Stored data entries
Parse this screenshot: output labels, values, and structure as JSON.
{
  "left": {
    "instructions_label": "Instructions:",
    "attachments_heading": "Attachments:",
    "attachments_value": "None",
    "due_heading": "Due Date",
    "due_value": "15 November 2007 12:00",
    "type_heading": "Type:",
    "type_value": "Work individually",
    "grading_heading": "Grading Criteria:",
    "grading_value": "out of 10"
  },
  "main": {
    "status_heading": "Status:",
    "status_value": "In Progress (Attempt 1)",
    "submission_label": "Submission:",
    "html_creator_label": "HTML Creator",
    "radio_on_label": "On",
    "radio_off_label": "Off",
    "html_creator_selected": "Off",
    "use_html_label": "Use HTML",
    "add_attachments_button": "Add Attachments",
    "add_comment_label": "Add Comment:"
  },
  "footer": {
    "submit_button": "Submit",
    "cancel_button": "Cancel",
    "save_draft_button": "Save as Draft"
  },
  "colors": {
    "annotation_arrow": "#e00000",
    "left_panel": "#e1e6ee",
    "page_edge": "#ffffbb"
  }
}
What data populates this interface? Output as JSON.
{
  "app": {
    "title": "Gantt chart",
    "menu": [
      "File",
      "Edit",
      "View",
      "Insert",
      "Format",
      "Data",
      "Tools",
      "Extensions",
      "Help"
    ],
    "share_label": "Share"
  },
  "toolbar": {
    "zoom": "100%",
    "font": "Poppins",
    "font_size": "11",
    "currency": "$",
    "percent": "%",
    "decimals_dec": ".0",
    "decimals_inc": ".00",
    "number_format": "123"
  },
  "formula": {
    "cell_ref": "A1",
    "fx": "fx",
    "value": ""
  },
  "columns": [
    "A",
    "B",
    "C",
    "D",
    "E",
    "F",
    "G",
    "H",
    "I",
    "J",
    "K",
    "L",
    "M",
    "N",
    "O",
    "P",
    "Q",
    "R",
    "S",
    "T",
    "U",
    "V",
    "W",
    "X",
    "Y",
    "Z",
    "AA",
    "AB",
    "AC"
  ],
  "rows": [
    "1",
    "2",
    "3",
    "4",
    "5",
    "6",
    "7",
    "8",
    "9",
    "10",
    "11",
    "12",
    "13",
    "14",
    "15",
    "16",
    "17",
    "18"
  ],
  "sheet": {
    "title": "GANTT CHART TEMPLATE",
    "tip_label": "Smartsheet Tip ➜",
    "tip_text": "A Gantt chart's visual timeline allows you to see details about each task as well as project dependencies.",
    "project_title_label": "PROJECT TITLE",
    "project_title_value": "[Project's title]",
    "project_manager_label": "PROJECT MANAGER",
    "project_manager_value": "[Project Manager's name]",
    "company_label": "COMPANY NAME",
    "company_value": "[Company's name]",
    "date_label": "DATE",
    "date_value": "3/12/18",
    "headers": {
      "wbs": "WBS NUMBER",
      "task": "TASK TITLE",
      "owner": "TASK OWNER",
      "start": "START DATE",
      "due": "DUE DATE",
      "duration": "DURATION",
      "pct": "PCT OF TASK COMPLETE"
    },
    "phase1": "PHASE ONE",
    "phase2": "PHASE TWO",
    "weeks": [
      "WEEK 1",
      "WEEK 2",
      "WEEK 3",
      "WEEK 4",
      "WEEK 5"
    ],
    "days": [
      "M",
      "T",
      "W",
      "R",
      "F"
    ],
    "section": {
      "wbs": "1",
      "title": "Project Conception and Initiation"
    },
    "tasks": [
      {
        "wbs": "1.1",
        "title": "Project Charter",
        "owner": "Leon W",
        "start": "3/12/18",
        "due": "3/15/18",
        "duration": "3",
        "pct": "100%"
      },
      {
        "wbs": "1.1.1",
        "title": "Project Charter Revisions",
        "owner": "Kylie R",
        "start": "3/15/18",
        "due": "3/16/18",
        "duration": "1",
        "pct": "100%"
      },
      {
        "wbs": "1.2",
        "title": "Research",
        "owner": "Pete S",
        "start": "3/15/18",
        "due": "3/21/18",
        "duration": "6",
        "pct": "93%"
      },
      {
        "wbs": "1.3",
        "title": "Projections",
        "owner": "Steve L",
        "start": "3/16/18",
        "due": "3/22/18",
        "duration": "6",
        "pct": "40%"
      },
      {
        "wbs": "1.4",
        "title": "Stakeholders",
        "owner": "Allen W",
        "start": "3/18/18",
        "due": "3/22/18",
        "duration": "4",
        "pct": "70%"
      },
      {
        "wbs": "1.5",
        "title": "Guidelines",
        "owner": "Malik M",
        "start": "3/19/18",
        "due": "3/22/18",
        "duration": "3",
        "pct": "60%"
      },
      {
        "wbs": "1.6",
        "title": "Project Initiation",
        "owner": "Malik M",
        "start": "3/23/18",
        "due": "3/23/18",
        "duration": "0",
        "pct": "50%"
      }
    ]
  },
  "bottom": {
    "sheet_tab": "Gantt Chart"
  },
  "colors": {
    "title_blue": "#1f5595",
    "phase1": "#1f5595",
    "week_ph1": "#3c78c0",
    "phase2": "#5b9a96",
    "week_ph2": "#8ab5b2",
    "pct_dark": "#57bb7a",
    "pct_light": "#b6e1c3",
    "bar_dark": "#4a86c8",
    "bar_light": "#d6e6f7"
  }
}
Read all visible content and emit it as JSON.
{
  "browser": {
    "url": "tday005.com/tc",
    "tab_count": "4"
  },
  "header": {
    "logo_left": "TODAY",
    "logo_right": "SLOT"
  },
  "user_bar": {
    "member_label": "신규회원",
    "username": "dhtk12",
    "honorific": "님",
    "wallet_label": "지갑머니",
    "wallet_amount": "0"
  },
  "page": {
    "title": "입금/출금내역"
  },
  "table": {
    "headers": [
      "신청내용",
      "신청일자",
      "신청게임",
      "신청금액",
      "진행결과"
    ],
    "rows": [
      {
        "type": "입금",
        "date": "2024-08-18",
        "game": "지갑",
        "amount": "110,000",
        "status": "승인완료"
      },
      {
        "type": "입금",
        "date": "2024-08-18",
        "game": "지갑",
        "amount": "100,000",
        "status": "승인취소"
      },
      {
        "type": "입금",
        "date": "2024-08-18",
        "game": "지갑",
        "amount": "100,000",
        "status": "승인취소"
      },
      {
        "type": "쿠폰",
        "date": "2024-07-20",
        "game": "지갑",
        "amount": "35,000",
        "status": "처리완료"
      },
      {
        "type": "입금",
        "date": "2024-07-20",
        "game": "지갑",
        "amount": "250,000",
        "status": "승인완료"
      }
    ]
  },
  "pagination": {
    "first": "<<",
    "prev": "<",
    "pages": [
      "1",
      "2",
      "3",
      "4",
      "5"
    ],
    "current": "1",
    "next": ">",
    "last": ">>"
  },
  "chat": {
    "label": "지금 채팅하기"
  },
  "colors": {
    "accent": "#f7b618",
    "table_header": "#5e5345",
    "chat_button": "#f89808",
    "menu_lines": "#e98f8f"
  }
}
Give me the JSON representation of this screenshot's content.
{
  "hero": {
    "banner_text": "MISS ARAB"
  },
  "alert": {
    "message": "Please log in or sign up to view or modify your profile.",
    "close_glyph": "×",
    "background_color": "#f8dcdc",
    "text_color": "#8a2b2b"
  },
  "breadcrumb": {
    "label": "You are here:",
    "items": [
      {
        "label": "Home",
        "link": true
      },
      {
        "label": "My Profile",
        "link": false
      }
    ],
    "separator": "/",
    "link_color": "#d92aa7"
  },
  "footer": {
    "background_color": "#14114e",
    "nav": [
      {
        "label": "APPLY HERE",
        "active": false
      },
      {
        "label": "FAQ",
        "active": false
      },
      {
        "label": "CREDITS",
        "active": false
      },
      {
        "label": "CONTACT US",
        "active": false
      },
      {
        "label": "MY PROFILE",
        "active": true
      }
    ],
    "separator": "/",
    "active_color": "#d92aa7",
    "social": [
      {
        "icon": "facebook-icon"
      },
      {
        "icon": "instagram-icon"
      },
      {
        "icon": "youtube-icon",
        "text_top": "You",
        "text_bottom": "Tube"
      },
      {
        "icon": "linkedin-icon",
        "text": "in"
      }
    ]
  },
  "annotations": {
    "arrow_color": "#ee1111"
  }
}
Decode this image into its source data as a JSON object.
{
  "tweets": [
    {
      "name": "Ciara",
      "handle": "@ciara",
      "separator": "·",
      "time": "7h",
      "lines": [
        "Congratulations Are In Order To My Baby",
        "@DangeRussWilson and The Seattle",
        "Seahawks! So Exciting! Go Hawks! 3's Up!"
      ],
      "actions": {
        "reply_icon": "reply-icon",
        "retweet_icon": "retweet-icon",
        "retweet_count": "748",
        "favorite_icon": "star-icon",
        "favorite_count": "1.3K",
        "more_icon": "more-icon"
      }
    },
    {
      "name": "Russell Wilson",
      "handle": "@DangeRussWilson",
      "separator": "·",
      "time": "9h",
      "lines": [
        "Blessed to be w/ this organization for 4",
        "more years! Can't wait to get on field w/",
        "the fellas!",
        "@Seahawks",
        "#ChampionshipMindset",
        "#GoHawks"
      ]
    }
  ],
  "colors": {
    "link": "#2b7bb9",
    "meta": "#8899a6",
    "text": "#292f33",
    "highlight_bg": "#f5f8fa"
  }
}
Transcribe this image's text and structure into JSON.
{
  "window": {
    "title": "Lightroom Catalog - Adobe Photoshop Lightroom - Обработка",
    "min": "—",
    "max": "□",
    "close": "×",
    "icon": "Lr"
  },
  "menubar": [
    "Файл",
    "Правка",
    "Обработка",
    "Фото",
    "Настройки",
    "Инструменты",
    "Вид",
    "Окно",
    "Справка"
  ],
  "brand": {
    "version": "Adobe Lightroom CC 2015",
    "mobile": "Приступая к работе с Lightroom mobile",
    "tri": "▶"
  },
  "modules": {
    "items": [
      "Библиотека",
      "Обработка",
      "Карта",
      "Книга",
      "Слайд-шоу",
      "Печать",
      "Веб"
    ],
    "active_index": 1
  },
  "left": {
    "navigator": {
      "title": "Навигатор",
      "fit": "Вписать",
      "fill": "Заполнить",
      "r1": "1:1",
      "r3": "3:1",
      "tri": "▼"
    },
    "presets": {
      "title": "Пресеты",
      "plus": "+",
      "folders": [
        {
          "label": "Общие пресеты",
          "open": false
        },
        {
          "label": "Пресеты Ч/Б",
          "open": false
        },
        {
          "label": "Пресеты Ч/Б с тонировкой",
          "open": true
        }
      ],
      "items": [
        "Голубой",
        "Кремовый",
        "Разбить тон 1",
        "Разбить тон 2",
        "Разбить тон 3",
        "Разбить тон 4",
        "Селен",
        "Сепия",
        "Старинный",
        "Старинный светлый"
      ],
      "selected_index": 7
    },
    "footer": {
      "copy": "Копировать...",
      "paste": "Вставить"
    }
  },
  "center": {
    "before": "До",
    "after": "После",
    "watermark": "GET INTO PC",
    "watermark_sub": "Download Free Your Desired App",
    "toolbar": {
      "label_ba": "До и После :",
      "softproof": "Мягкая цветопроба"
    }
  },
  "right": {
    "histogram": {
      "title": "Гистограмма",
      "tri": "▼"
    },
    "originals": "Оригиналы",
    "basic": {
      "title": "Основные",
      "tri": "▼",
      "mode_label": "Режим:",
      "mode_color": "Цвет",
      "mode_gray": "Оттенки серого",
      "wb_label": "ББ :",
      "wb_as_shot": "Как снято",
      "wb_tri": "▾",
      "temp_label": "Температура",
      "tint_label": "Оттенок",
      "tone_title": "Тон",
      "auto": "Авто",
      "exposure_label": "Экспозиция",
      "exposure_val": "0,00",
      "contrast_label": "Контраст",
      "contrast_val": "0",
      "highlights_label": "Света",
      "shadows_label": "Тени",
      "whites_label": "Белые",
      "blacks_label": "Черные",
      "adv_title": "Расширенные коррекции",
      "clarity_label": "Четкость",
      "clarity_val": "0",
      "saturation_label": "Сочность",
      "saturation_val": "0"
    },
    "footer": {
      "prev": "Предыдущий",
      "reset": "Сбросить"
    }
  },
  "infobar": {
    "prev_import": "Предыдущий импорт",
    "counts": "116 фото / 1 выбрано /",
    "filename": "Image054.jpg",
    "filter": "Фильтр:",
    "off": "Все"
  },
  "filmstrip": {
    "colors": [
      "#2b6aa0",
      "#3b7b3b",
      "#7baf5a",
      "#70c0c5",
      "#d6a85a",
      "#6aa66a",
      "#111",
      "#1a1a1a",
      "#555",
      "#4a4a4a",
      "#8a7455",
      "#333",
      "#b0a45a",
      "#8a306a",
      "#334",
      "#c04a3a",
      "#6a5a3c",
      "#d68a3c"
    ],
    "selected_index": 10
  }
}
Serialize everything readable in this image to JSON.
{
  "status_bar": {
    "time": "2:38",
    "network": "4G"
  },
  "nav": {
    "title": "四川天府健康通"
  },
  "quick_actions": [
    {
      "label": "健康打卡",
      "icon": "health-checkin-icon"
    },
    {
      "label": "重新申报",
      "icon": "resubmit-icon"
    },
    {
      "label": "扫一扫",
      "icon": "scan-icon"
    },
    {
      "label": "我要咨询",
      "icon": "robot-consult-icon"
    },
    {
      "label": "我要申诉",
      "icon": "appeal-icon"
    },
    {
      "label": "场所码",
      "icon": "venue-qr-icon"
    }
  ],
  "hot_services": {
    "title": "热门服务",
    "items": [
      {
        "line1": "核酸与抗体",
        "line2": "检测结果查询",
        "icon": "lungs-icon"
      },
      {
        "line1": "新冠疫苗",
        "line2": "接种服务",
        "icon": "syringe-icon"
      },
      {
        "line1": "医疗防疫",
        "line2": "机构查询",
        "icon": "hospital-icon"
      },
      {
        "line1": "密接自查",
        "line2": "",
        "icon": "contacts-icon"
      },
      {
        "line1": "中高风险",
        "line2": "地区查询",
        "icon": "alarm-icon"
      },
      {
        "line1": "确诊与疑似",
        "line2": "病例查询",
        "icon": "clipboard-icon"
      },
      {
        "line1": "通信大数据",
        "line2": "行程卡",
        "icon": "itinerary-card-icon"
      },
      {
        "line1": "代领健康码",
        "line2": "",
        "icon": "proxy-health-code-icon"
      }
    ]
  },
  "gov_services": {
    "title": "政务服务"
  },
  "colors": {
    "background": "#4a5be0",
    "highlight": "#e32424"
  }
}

Exercise directions: Check every line for "DangeRussWilson" and show the ones that have it.

Result for this task:
        "@DangeRussWilson and The Seattle",
      "handle": "@DangeRussWilson",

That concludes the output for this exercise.